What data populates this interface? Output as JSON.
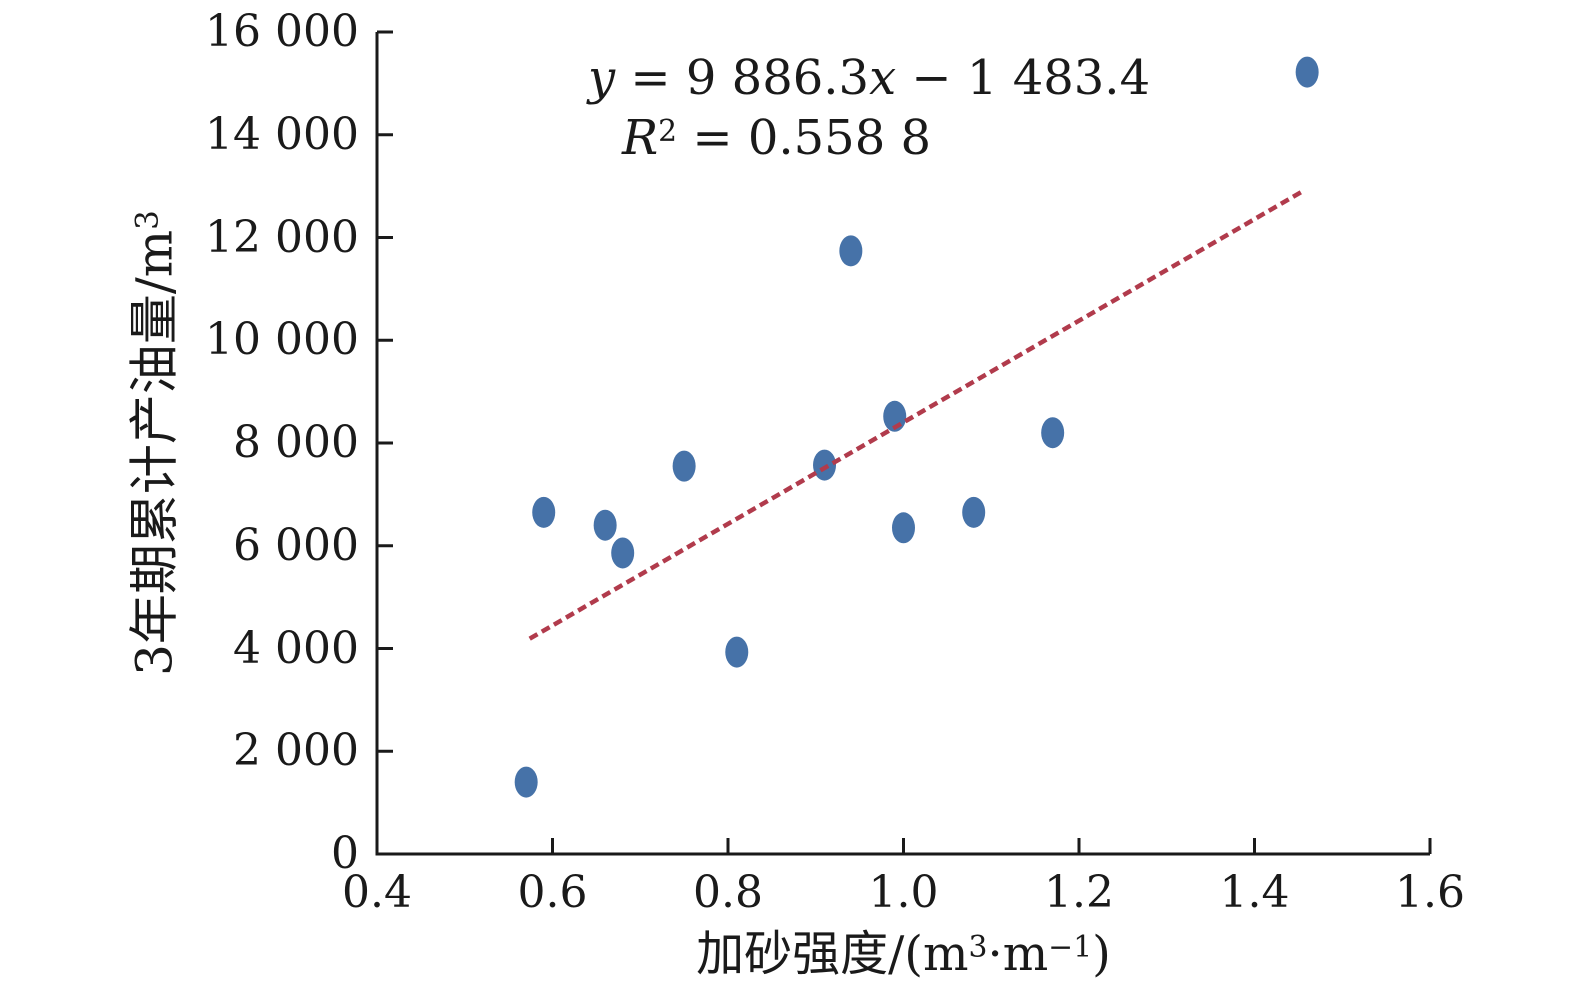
{
  "figure": {
    "background": "#ffffff",
    "axis_color": "#1a1a1a",
    "text_color": "#1a1a1a"
  },
  "annotation": {
    "line1": {
      "var1": "y",
      "mid": " = 9 886.3",
      "var2": "x",
      "tail": " − 1 483.4"
    },
    "line2": {
      "var": "R",
      "sup": "2",
      "tail": " = 0.558 8"
    }
  },
  "x_axis": {
    "label_parts": {
      "p1": "加砂强度/(m",
      "s1": "3",
      "p2": "·m",
      "s2": "−1",
      "p3": ")"
    }
  },
  "y_axis": {
    "label_parts": {
      "p1": "3年期累计产油量/m",
      "s1": "3"
    }
  },
  "chart_data": {
    "type": "scatter",
    "title": "",
    "xlabel": "加砂强度/(m³·m⁻¹)",
    "ylabel": "3年期累计产油量/m³",
    "xlim": [
      0.4,
      1.6
    ],
    "ylim": [
      0,
      16000
    ],
    "x_ticks": [
      0.4,
      0.6,
      0.8,
      1.0,
      1.2,
      1.4,
      1.6
    ],
    "x_tick_labels": [
      "0.4",
      "0.6",
      "0.8",
      "1.0",
      "1.2",
      "1.4",
      "1.6"
    ],
    "y_ticks": [
      0,
      2000,
      4000,
      6000,
      8000,
      10000,
      12000,
      14000,
      16000
    ],
    "y_tick_labels": [
      "0",
      "2 000",
      "4 000",
      "6 000",
      "8 000",
      "10 000",
      "12 000",
      "14 000",
      "16 000"
    ],
    "grid": false,
    "legend": false,
    "points": [
      {
        "x": 0.57,
        "y": 1400
      },
      {
        "x": 0.59,
        "y": 6650
      },
      {
        "x": 0.66,
        "y": 6400
      },
      {
        "x": 0.68,
        "y": 5860
      },
      {
        "x": 0.75,
        "y": 7550
      },
      {
        "x": 0.81,
        "y": 3930
      },
      {
        "x": 0.91,
        "y": 7570
      },
      {
        "x": 0.94,
        "y": 11740
      },
      {
        "x": 0.99,
        "y": 8520
      },
      {
        "x": 1.0,
        "y": 6350
      },
      {
        "x": 1.08,
        "y": 6650
      },
      {
        "x": 1.17,
        "y": 8200
      },
      {
        "x": 1.46,
        "y": 15220
      }
    ],
    "marker": {
      "shape": "ellipse",
      "color": "#4672a8"
    },
    "trendline": {
      "equation": "y = 9 886.3x − 1 483.4",
      "r_squared": "R² = 0.558 8",
      "slope": 9886.3,
      "intercept": -1483.4,
      "x_start": 0.574,
      "x_end": 1.457,
      "color": "#b13b4c",
      "style": "dashed"
    }
  }
}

^^^^^^^^^^^^^^^^

WORK TO DO ▸
Repeat the data in full and exactly. Omit pictures.

THE SOLUTION ▸
What data populates this interface? Output as JSON.
{
  "figure": {
    "background": "#ffffff",
    "axis_color": "#1a1a1a",
    "text_color": "#1a1a1a"
  },
  "annotation": {
    "line1": {
      "var1": "y",
      "mid": " = 9 886.3",
      "var2": "x",
      "tail": " − 1 483.4"
    },
    "line2": {
      "var": "R",
      "sup": "2",
      "tail": " = 0.558 8"
    }
  },
  "x_axis": {
    "label_parts": {
      "p1": "加砂强度/(m",
      "s1": "3",
      "p2": "·m",
      "s2": "−1",
      "p3": ")"
    }
  },
  "y_axis": {
    "label_parts": {
      "p1": "3年期累计产油量/m",
      "s1": "3"
    }
  },
  "chart_data": {
    "type": "scatter",
    "title": "",
    "xlabel": "加砂强度/(m³·m⁻¹)",
    "ylabel": "3年期累计产油量/m³",
    "xlim": [
      0.4,
      1.6
    ],
    "ylim": [
      0,
      16000
    ],
    "x_ticks": [
      0.4,
      0.6,
      0.8,
      1.0,
      1.2,
      1.4,
      1.6
    ],
    "x_tick_labels": [
      "0.4",
      "0.6",
      "0.8",
      "1.0",
      "1.2",
      "1.4",
      "1.6"
    ],
    "y_ticks": [
      0,
      2000,
      4000,
      6000,
      8000,
      10000,
      12000,
      14000,
      16000
    ],
    "y_tick_labels": [
      "0",
      "2 000",
      "4 000",
      "6 000",
      "8 000",
      "10 000",
      "12 000",
      "14 000",
      "16 000"
    ],
    "grid": false,
    "legend": false,
    "points": [
      {
        "x": 0.57,
        "y": 1400
      },
      {
        "x": 0.59,
        "y": 6650
      },
      {
        "x": 0.66,
        "y": 6400
      },
      {
        "x": 0.68,
        "y": 5860
      },
      {
        "x": 0.75,
        "y": 7550
      },
      {
        "x": 0.81,
        "y": 3930
      },
      {
        "x": 0.91,
        "y": 7570
      },
      {
        "x": 0.94,
        "y": 11740
      },
      {
        "x": 0.99,
        "y": 8520
      },
      {
        "x": 1.0,
        "y": 6350
      },
      {
        "x": 1.08,
        "y": 6650
      },
      {
        "x": 1.17,
        "y": 8200
      },
      {
        "x": 1.46,
        "y": 15220
      }
    ],
    "marker": {
      "shape": "ellipse",
      "color": "#4672a8"
    },
    "trendline": {
      "equation": "y = 9 886.3x − 1 483.4",
      "r_squared": "R² = 0.558 8",
      "slope": 9886.3,
      "intercept": -1483.4,
      "x_start": 0.574,
      "x_end": 1.457,
      "color": "#b13b4c",
      "style": "dashed"
    }
  }
}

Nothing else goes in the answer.